GOAL OF THE EXERCISE:
Print all of the data exactly as written.

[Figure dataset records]
____________

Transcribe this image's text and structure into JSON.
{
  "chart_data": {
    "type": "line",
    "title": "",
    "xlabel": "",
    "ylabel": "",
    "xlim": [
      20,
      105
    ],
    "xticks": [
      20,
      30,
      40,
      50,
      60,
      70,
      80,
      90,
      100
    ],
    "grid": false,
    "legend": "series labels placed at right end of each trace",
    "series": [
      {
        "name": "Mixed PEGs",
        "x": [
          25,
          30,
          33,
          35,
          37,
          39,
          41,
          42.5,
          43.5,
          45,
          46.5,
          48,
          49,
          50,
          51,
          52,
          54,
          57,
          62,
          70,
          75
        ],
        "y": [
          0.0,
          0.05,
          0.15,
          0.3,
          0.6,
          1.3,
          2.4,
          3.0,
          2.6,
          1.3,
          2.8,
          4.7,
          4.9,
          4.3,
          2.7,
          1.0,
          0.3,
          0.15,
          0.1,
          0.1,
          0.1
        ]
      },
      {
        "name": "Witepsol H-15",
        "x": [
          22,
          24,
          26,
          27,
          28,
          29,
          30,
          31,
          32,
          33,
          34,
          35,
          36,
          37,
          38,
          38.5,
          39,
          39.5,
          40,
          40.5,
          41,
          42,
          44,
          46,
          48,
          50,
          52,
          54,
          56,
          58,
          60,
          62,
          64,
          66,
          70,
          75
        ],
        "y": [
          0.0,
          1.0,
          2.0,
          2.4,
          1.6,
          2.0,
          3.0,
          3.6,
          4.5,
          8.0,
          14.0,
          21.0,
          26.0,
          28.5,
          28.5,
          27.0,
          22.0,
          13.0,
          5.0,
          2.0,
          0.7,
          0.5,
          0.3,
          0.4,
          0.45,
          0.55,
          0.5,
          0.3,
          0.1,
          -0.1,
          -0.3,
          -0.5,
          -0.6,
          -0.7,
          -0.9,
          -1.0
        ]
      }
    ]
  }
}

____________

THE RESULT:
Transcribe this image's text and structure into JSON.
{
  "chart_data": {
    "type": "line",
    "title": "",
    "xlabel": "",
    "ylabel": "",
    "xlim": [
      20,
      105
    ],
    "xticks": [
      20,
      30,
      40,
      50,
      60,
      70,
      80,
      90,
      100
    ],
    "grid": false,
    "legend": "series labels placed at right end of each trace",
    "series": [
      {
        "name": "Mixed PEGs",
        "x": [
          25,
          30,
          33,
          35,
          37,
          39,
          41,
          42.5,
          43.5,
          45,
          46.5,
          48,
          49,
          50,
          51,
          52,
          54,
          57,
          62,
          70,
          75
        ],
        "y": [
          0.0,
          0.05,
          0.15,
          0.3,
          0.6,
          1.3,
          2.4,
          3.0,
          2.6,
          1.3,
          2.8,
          4.7,
          4.9,
          4.3,
          2.7,
          1.0,
          0.3,
          0.15,
          0.1,
          0.1,
          0.1
        ]
      },
      {
        "name": "Witepsol H-15",
        "x": [
          22,
          24,
          26,
          27,
          28,
          29,
          30,
          31,
          32,
          33,
          34,
          35,
          36,
          37,
          38,
          38.5,
          39,
          39.5,
          40,
          40.5,
          41,
          42,
          44,
          46,
          48,
          50,
          52,
          54,
          56,
          58,
          60,
          62,
          64,
          66,
          70,
          75
        ],
        "y": [
          0.0,
          1.0,
          2.0,
          2.4,
          1.6,
          2.0,
          3.0,
          3.6,
          4.5,
          8.0,
          14.0,
          21.0,
          26.0,
          28.5,
          28.5,
          27.0,
          22.0,
          13.0,
          5.0,
          2.0,
          0.7,
          0.5,
          0.3,
          0.4,
          0.45,
          0.55,
          0.5,
          0.3,
          0.1,
          -0.1,
          -0.3,
          -0.5,
          -0.6,
          -0.7,
          -0.9,
          -1.0
        ]
      }
    ]
  }
}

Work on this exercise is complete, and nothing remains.